Data items

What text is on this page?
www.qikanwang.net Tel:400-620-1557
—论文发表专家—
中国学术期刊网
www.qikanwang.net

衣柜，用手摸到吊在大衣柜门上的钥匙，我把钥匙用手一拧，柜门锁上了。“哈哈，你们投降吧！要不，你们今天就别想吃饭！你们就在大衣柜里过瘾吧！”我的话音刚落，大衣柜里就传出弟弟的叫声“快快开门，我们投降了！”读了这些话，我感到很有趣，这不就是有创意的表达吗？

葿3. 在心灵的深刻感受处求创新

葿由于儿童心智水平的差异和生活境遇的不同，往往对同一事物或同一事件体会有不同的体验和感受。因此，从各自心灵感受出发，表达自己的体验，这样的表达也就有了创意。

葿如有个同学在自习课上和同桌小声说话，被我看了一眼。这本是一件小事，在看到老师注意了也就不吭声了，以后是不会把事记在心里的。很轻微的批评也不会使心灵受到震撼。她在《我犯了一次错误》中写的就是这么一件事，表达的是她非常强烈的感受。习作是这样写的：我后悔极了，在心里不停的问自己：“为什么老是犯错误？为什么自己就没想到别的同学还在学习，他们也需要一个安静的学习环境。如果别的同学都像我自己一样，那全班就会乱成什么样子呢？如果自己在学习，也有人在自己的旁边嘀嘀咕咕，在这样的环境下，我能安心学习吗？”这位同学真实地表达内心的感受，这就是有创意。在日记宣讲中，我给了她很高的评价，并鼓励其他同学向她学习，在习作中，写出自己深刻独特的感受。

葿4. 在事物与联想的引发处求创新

**YOUR GOAL:** Faithfully reproduce all of the records, character for character.

**WRITTEN SOLUTION:**
What text is on this page?
www.qikanwang.net Tel:400-620-1557
—论文发表专家—
中国学术期刊网
www.qikanwang.net

衣柜，用手摸到吊在大衣柜门上的钥匙，我把钥匙用手一拧，柜门锁上了。“哈哈，你们投降吧！要不，你们今天就别想吃饭！你们就在大衣柜里过瘾吧！”我的话音刚落，大衣柜里就传出弟弟的叫声“快快开门，我们投降了！”读了这些话，我感到很有趣，这不就是有创意的表达吗？

葿3. 在心灵的深刻感受处求创新

葿由于儿童心智水平的差异和生活境遇的不同，往往对同一事物或同一事件体会有不同的体验和感受。因此，从各自心灵感受出发，表达自己的体验，这样的表达也就有了创意。

葿如有个同学在自习课上和同桌小声说话，被我看了一眼。这本是一件小事，在看到老师注意了也就不吭声了，以后是不会把事记在心里的。很轻微的批评也不会使心灵受到震撼。她在《我犯了一次错误》中写的就是这么一件事，表达的是她非常强烈的感受。习作是这样写的：我后悔极了，在心里不停的问自己：“为什么老是犯错误？为什么自己就没想到别的同学还在学习，他们也需要一个安静的学习环境。如果别的同学都像我自己一样，那全班就会乱成什么样子呢？如果自己在学习，也有人在自己的旁边嘀嘀咕咕，在这样的环境下，我能安心学习吗？”这位同学真实地表达内心的感受，这就是有创意。在日记宣讲中，我给了她很高的评价，并鼓励其他同学向她学习，在习作中，写出自己深刻独特的感受。

葿4. 在事物与联想的引发处求创新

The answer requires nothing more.